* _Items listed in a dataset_

──────────

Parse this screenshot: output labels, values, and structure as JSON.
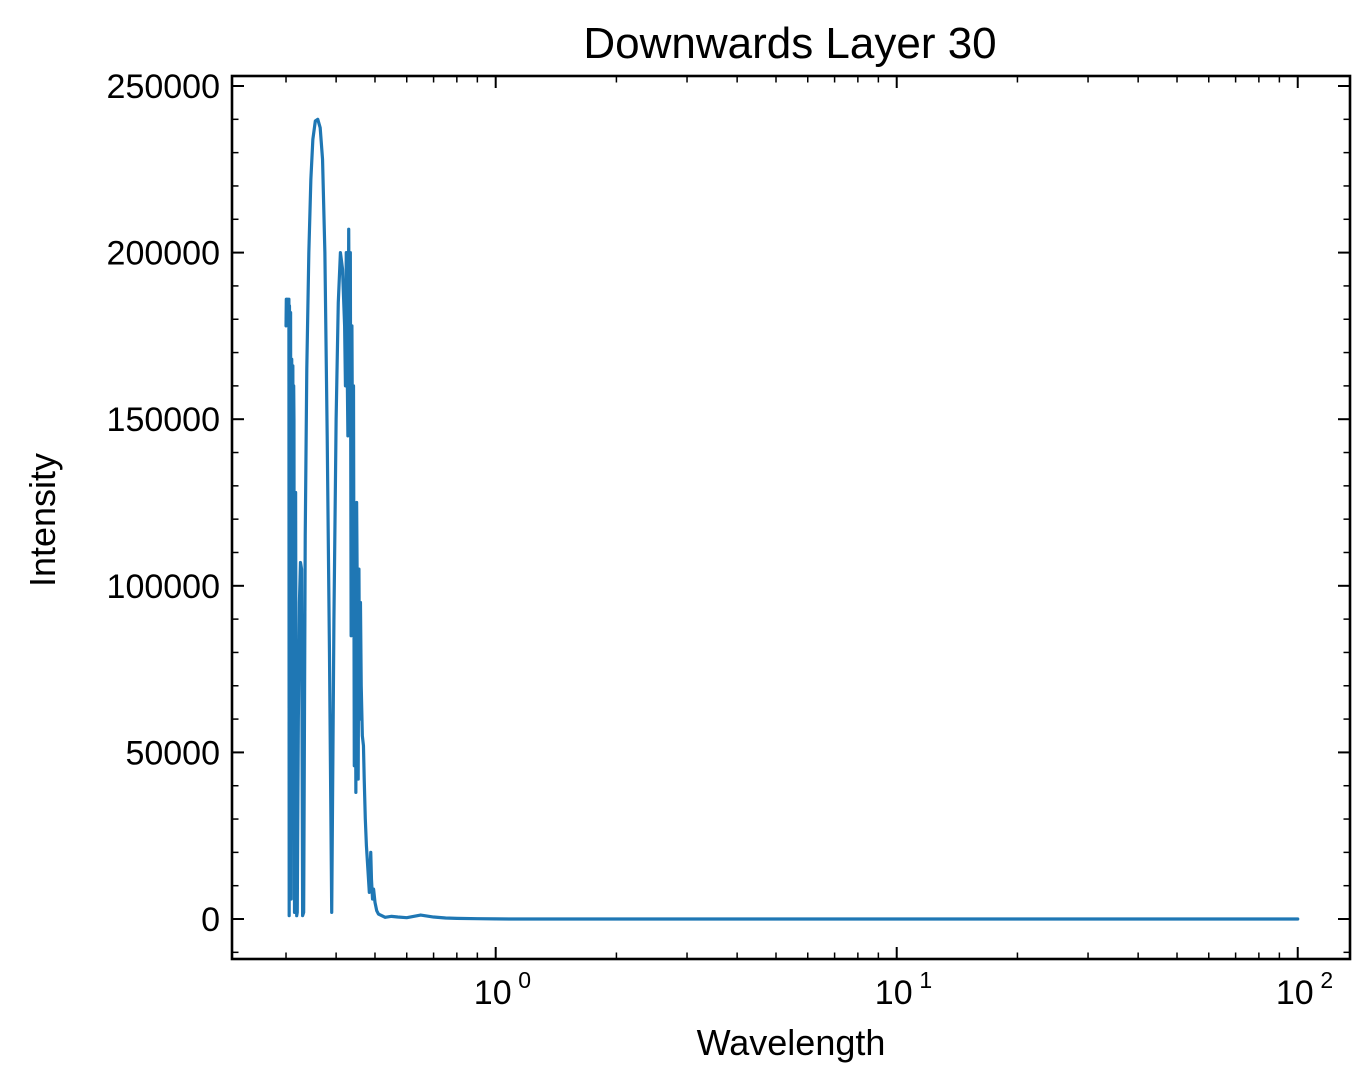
{
  "chart_data": {
    "type": "line",
    "title": "Downwards Layer 30",
    "xlabel": "Wavelength",
    "ylabel": "Intensity",
    "xscale": "log",
    "xlim": [
      0.22,
      135
    ],
    "ylim": [
      -12000,
      253000
    ],
    "grid": false,
    "legend": "none",
    "line_color": "#1f77b4",
    "x_ticks": [
      {
        "base": "10",
        "exp": "0",
        "value": 1
      },
      {
        "base": "10",
        "exp": "1",
        "value": 10
      },
      {
        "base": "10",
        "exp": "2",
        "value": 100
      }
    ],
    "y_ticks": [
      {
        "label": "0",
        "value": 0
      },
      {
        "label": "50000",
        "value": 50000
      },
      {
        "label": "100000",
        "value": 100000
      },
      {
        "label": "150000",
        "value": 150000
      },
      {
        "label": "200000",
        "value": 200000
      },
      {
        "label": "250000",
        "value": 250000
      }
    ],
    "series": [
      {
        "name": "",
        "x": [
          0.3,
          0.3005,
          0.301,
          0.3015,
          0.302,
          0.303,
          0.304,
          0.305,
          0.3055,
          0.306,
          0.307,
          0.308,
          0.309,
          0.31,
          0.311,
          0.312,
          0.313,
          0.3135,
          0.314,
          0.315,
          0.316,
          0.317,
          0.318,
          0.319,
          0.32,
          0.322,
          0.324,
          0.326,
          0.328,
          0.33,
          0.332,
          0.335,
          0.338,
          0.342,
          0.346,
          0.35,
          0.355,
          0.36,
          0.365,
          0.37,
          0.375,
          0.38,
          0.385,
          0.39,
          0.395,
          0.4,
          0.405,
          0.41,
          0.415,
          0.42,
          0.422,
          0.424,
          0.426,
          0.428,
          0.43,
          0.432,
          0.434,
          0.436,
          0.438,
          0.44,
          0.442,
          0.444,
          0.446,
          0.448,
          0.45,
          0.452,
          0.454,
          0.456,
          0.458,
          0.46,
          0.462,
          0.465,
          0.468,
          0.47,
          0.473,
          0.476,
          0.48,
          0.484,
          0.488,
          0.49,
          0.493,
          0.496,
          0.5,
          0.505,
          0.51,
          0.52,
          0.53,
          0.55,
          0.57,
          0.6,
          0.65,
          0.7,
          0.75,
          0.8,
          0.9,
          1.0,
          1.1,
          1.2,
          1.5,
          2,
          3,
          5,
          10,
          20,
          50,
          100
        ],
        "y": [
          178000,
          186000,
          181000,
          186000,
          180000,
          186000,
          180000,
          186000,
          1000,
          184000,
          155000,
          182000,
          6000,
          168000,
          120000,
          166000,
          56000,
          160000,
          150000,
          2000,
          82000,
          128000,
          30000,
          1000,
          2000,
          60000,
          95000,
          107000,
          105000,
          1000,
          2000,
          115000,
          165000,
          200000,
          222000,
          234000,
          239500,
          240000,
          237500,
          228000,
          200000,
          145000,
          80000,
          2000,
          90000,
          150000,
          185000,
          200000,
          195000,
          178000,
          160000,
          200000,
          168000,
          145000,
          207000,
          160000,
          200000,
          85000,
          178000,
          125000,
          160000,
          46000,
          120000,
          38000,
          125000,
          92000,
          42000,
          105000,
          60000,
          95000,
          70000,
          55000,
          52000,
          42000,
          30000,
          22000,
          15000,
          8000,
          20000,
          12000,
          6000,
          9000,
          5000,
          2500,
          1500,
          1000,
          500,
          800,
          600,
          400,
          1200,
          600,
          300,
          200,
          100,
          50,
          0,
          0,
          0,
          0,
          0,
          0,
          0,
          0,
          0,
          0
        ]
      }
    ]
  }
}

──────────

* _Written exercise_
Reproduce every record above exactly, omitting the pictures.

* _Completed task_
Parse this screenshot: output labels, values, and structure as JSON.
{
  "chart_data": {
    "type": "line",
    "title": "Downwards Layer 30",
    "xlabel": "Wavelength",
    "ylabel": "Intensity",
    "xscale": "log",
    "xlim": [
      0.22,
      135
    ],
    "ylim": [
      -12000,
      253000
    ],
    "grid": false,
    "legend": "none",
    "line_color": "#1f77b4",
    "x_ticks": [
      {
        "base": "10",
        "exp": "0",
        "value": 1
      },
      {
        "base": "10",
        "exp": "1",
        "value": 10
      },
      {
        "base": "10",
        "exp": "2",
        "value": 100
      }
    ],
    "y_ticks": [
      {
        "label": "0",
        "value": 0
      },
      {
        "label": "50000",
        "value": 50000
      },
      {
        "label": "100000",
        "value": 100000
      },
      {
        "label": "150000",
        "value": 150000
      },
      {
        "label": "200000",
        "value": 200000
      },
      {
        "label": "250000",
        "value": 250000
      }
    ],
    "series": [
      {
        "name": "",
        "x": [
          0.3,
          0.3005,
          0.301,
          0.3015,
          0.302,
          0.303,
          0.304,
          0.305,
          0.3055,
          0.306,
          0.307,
          0.308,
          0.309,
          0.31,
          0.311,
          0.312,
          0.313,
          0.3135,
          0.314,
          0.315,
          0.316,
          0.317,
          0.318,
          0.319,
          0.32,
          0.322,
          0.324,
          0.326,
          0.328,
          0.33,
          0.332,
          0.335,
          0.338,
          0.342,
          0.346,
          0.35,
          0.355,
          0.36,
          0.365,
          0.37,
          0.375,
          0.38,
          0.385,
          0.39,
          0.395,
          0.4,
          0.405,
          0.41,
          0.415,
          0.42,
          0.422,
          0.424,
          0.426,
          0.428,
          0.43,
          0.432,
          0.434,
          0.436,
          0.438,
          0.44,
          0.442,
          0.444,
          0.446,
          0.448,
          0.45,
          0.452,
          0.454,
          0.456,
          0.458,
          0.46,
          0.462,
          0.465,
          0.468,
          0.47,
          0.473,
          0.476,
          0.48,
          0.484,
          0.488,
          0.49,
          0.493,
          0.496,
          0.5,
          0.505,
          0.51,
          0.52,
          0.53,
          0.55,
          0.57,
          0.6,
          0.65,
          0.7,
          0.75,
          0.8,
          0.9,
          1.0,
          1.1,
          1.2,
          1.5,
          2,
          3,
          5,
          10,
          20,
          50,
          100
        ],
        "y": [
          178000,
          186000,
          181000,
          186000,
          180000,
          186000,
          180000,
          186000,
          1000,
          184000,
          155000,
          182000,
          6000,
          168000,
          120000,
          166000,
          56000,
          160000,
          150000,
          2000,
          82000,
          128000,
          30000,
          1000,
          2000,
          60000,
          95000,
          107000,
          105000,
          1000,
          2000,
          115000,
          165000,
          200000,
          222000,
          234000,
          239500,
          240000,
          237500,
          228000,
          200000,
          145000,
          80000,
          2000,
          90000,
          150000,
          185000,
          200000,
          195000,
          178000,
          160000,
          200000,
          168000,
          145000,
          207000,
          160000,
          200000,
          85000,
          178000,
          125000,
          160000,
          46000,
          120000,
          38000,
          125000,
          92000,
          42000,
          105000,
          60000,
          95000,
          70000,
          55000,
          52000,
          42000,
          30000,
          22000,
          15000,
          8000,
          20000,
          12000,
          6000,
          9000,
          5000,
          2500,
          1500,
          1000,
          500,
          800,
          600,
          400,
          1200,
          600,
          300,
          200,
          100,
          50,
          0,
          0,
          0,
          0,
          0,
          0,
          0,
          0,
          0,
          0
        ]
      }
    ]
  }
}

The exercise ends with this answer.